§ YOUR GOAL
Reply with one number only: the count of lines below that contain the word "Laredo".

§ PROVIDED RECORDS
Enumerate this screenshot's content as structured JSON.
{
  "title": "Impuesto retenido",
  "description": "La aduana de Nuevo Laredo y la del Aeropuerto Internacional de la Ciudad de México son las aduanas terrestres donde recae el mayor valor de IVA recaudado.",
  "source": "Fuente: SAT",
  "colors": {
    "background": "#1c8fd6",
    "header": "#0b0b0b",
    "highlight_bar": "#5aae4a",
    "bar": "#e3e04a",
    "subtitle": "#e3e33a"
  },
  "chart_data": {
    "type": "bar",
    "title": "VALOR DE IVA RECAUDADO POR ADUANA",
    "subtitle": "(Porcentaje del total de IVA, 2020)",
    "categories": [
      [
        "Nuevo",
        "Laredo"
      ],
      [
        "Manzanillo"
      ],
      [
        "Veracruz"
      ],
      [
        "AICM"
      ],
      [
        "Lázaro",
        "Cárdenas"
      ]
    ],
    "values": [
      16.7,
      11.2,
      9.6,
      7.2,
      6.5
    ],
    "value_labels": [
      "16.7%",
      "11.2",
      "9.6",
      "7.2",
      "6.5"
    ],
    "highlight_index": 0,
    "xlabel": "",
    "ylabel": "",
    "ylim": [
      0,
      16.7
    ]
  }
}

§ EXERCISE RESPONSE
2